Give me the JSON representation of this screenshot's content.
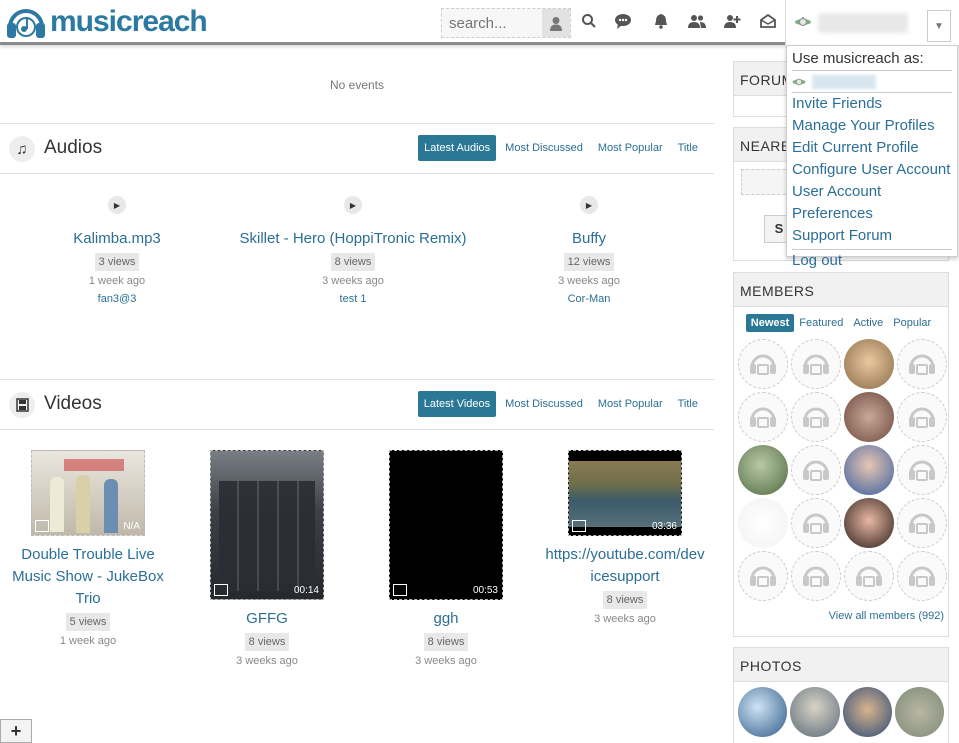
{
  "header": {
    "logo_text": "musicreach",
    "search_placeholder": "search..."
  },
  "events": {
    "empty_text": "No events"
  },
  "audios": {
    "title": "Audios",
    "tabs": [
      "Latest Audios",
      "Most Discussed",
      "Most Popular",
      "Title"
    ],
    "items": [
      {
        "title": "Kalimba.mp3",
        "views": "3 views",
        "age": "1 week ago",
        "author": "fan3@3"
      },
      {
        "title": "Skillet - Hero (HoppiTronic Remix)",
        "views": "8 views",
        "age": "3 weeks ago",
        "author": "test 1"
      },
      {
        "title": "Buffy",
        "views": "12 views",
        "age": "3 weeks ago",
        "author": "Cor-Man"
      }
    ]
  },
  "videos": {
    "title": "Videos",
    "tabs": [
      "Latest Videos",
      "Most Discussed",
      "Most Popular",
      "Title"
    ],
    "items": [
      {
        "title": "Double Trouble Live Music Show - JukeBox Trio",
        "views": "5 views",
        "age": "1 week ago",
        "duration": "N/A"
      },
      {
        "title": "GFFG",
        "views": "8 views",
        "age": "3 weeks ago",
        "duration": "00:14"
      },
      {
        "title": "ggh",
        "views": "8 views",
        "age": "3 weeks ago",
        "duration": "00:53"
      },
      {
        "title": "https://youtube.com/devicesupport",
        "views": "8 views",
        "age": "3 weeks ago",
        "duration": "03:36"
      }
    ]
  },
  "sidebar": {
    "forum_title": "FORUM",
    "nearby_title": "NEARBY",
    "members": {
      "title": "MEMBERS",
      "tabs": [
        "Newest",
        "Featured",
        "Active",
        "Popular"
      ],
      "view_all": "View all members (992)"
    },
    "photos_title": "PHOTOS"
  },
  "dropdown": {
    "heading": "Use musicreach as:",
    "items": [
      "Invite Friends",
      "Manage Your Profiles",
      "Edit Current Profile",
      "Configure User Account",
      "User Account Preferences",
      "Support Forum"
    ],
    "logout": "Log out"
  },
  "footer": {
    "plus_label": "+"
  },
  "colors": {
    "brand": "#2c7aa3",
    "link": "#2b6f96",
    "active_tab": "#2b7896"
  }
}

--

WHAT IS REQUIRED: All of the material above is to be copied exactly, except for its images.

ANSWER TO THIS EXERCISE:
Give me the JSON representation of this screenshot's content.
{
  "header": {
    "logo_text": "musicreach",
    "search_placeholder": "search..."
  },
  "events": {
    "empty_text": "No events"
  },
  "audios": {
    "title": "Audios",
    "tabs": [
      "Latest Audios",
      "Most Discussed",
      "Most Popular",
      "Title"
    ],
    "items": [
      {
        "title": "Kalimba.mp3",
        "views": "3 views",
        "age": "1 week ago",
        "author": "fan3@3"
      },
      {
        "title": "Skillet - Hero (HoppiTronic Remix)",
        "views": "8 views",
        "age": "3 weeks ago",
        "author": "test 1"
      },
      {
        "title": "Buffy",
        "views": "12 views",
        "age": "3 weeks ago",
        "author": "Cor-Man"
      }
    ]
  },
  "videos": {
    "title": "Videos",
    "tabs": [
      "Latest Videos",
      "Most Discussed",
      "Most Popular",
      "Title"
    ],
    "items": [
      {
        "title": "Double Trouble Live Music Show - JukeBox Trio",
        "views": "5 views",
        "age": "1 week ago",
        "duration": "N/A"
      },
      {
        "title": "GFFG",
        "views": "8 views",
        "age": "3 weeks ago",
        "duration": "00:14"
      },
      {
        "title": "ggh",
        "views": "8 views",
        "age": "3 weeks ago",
        "duration": "00:53"
      },
      {
        "title": "https://youtube.com/devicesupport",
        "views": "8 views",
        "age": "3 weeks ago",
        "duration": "03:36"
      }
    ]
  },
  "sidebar": {
    "forum_title": "FORUM",
    "nearby_title": "NEARBY",
    "members": {
      "title": "MEMBERS",
      "tabs": [
        "Newest",
        "Featured",
        "Active",
        "Popular"
      ],
      "view_all": "View all members (992)"
    },
    "photos_title": "PHOTOS"
  },
  "dropdown": {
    "heading": "Use musicreach as:",
    "items": [
      "Invite Friends",
      "Manage Your Profiles",
      "Edit Current Profile",
      "Configure User Account",
      "User Account Preferences",
      "Support Forum"
    ],
    "logout": "Log out"
  },
  "footer": {
    "plus_label": "+"
  },
  "colors": {
    "brand": "#2c7aa3",
    "link": "#2b6f96",
    "active_tab": "#2b7896"
  }
}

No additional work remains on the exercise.